The present environmental crisis over climate change hinges on the validity of global temperature measurements, observations of local conditions, such as changes in the ice caps, and computer models that scientists hope will allow them to forecast what might happen over coming decades.
However, there are several factors that may affect climate change significantly that are not properly included in current forecasting models. One such phenomenon is the movement of the major polar ice caps that may result from peripheral ice melting as temperatures rise. This in turn requires us to have a greater understanding of the processes at work when ice is under stress and what affects the way it moves and flows under extreme conditions.
At a recent European Science Foundation (ESF) workshop in Göttingen, Germany, glaciologists, geologists, and experts in the processes of cracking under stress in other crystalline materials, notably metals and rocks, joined forces to discuss glacier movement from the molecular level up to the scale of ice-sheets. Integrating the processes at these different scales is necessary so that models capable of truly accurate predictions can be developed.

- _Data shown_:

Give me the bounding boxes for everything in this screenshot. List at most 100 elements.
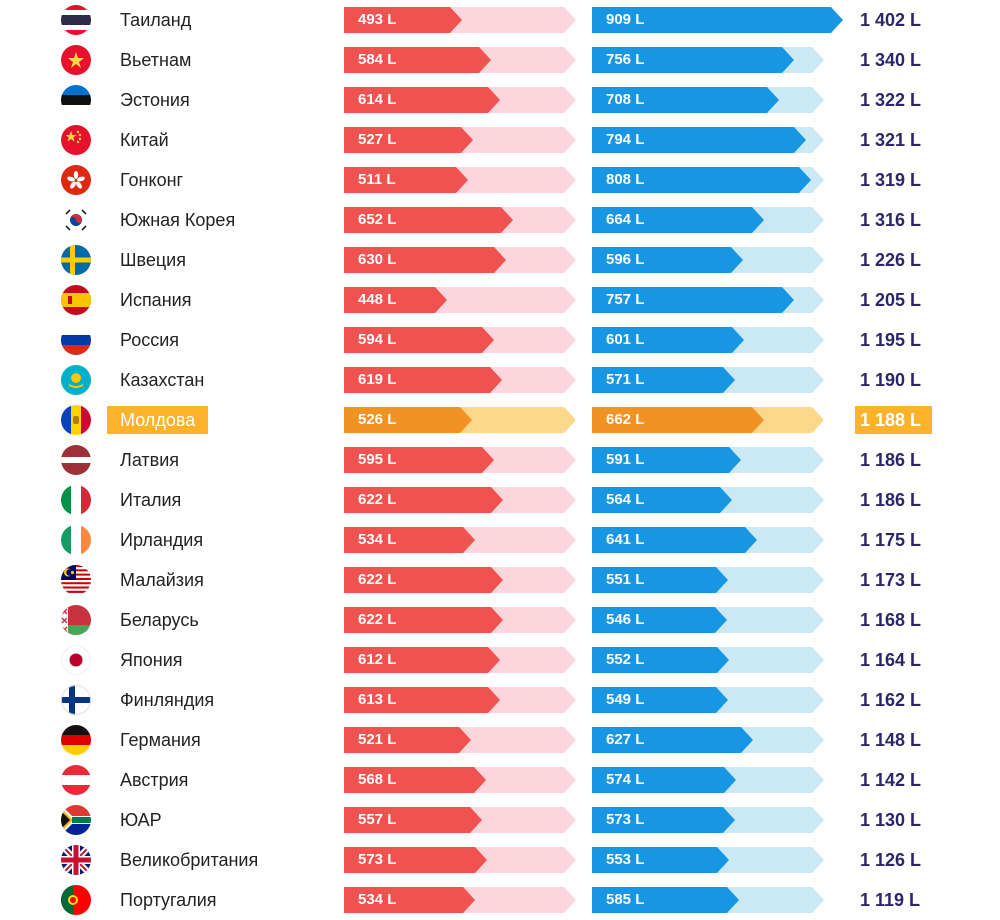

- _Task to complete_: Copy the text on climate change and ice-sheet movement between "However, there are" and "under extreme conditions.", inclusive, and switch "forecasting models" to "prediction tools".

- _Complete response_:
However, there are several factors that may affect climate change significantly that are not properly included in current prediction tools. One such phenomenon is the movement of the major polar ice caps that may result from peripheral ice melting as temperatures rise. This in turn requires us to have a greater understanding of the processes at work when ice is under stress and what affects the way it moves and flows under extreme conditions.